**Objective**
Each record that follows should be repeated exactly, minus any images.

↓

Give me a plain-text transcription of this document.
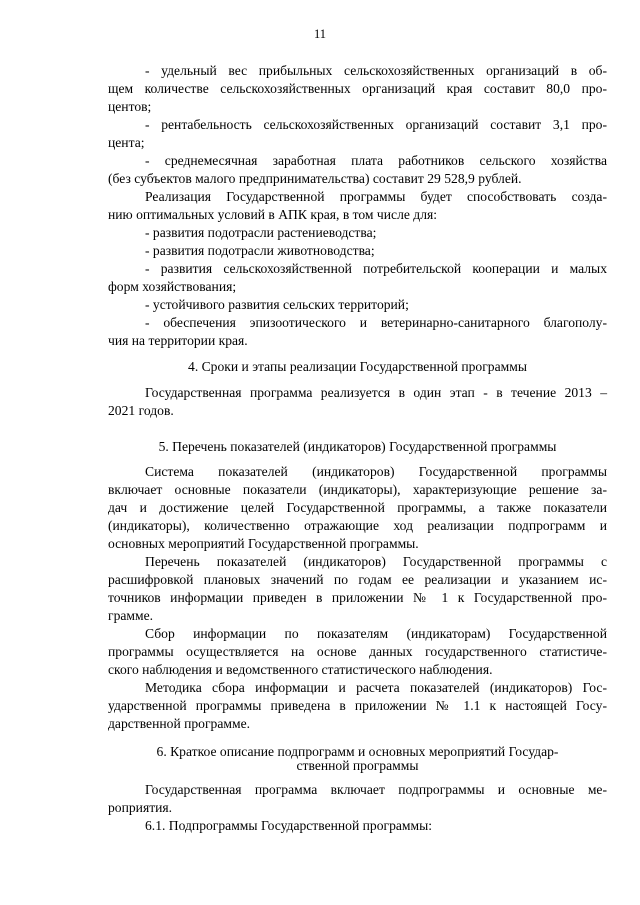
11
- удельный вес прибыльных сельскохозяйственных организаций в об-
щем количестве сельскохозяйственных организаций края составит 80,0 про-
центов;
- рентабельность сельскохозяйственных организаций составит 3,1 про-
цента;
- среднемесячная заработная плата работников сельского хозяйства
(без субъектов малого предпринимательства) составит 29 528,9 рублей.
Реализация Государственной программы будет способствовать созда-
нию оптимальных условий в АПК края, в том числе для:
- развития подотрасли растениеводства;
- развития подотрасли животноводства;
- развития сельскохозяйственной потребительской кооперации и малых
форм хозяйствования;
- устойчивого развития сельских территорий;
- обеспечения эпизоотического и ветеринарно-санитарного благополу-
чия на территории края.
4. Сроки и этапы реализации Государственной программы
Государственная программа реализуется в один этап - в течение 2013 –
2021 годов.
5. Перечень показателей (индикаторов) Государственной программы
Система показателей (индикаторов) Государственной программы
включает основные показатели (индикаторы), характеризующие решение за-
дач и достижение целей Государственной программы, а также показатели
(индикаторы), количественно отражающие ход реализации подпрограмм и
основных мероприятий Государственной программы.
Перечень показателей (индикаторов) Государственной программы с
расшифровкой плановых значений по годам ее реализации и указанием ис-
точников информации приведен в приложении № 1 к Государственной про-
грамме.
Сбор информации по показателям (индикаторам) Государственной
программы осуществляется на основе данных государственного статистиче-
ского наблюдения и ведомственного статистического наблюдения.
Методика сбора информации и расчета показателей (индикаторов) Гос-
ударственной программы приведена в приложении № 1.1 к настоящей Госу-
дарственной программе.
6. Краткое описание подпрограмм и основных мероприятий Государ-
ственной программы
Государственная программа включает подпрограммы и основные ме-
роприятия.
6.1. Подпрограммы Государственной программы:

↑

**Result for this exercise**
Give me a plain-text transcription of this document.
11
- удельный вес прибыльных сельскохозяйственных организаций в об-
щем количестве сельскохозяйственных организаций края составит 80,0 про-
центов;
- рентабельность сельскохозяйственных организаций составит 3,1 про-
цента;
- среднемесячная заработная плата работников сельского хозяйства
(без субъектов малого предпринимательства) составит 29 528,9 рублей.
Реализация Государственной программы будет способствовать созда-
нию оптимальных условий в АПК края, в том числе для:
- развития подотрасли растениеводства;
- развития подотрасли животноводства;
- развития сельскохозяйственной потребительской кооперации и малых
форм хозяйствования;
- устойчивого развития сельских территорий;
- обеспечения эпизоотического и ветеринарно-санитарного благополу-
чия на территории края.
4. Сроки и этапы реализации Государственной программы
Государственная программа реализуется в один этап - в течение 2013 –
2021 годов.
5. Перечень показателей (индикаторов) Государственной программы
Система показателей (индикаторов) Государственной программы
включает основные показатели (индикаторы), характеризующие решение за-
дач и достижение целей Государственной программы, а также показатели
(индикаторы), количественно отражающие ход реализации подпрограмм и
основных мероприятий Государственной программы.
Перечень показателей (индикаторов) Государственной программы с
расшифровкой плановых значений по годам ее реализации и указанием ис-
точников информации приведен в приложении № 1 к Государственной про-
грамме.
Сбор информации по показателям (индикаторам) Государственной
программы осуществляется на основе данных государственного статистиче-
ского наблюдения и ведомственного статистического наблюдения.
Методика сбора информации и расчета показателей (индикаторов) Гос-
ударственной программы приведена в приложении № 1.1 к настоящей Госу-
дарственной программе.
6. Краткое описание подпрограмм и основных мероприятий Государ-
ственной программы
Государственная программа включает подпрограммы и основные ме-
роприятия.
6.1. Подпрограммы Государственной программы:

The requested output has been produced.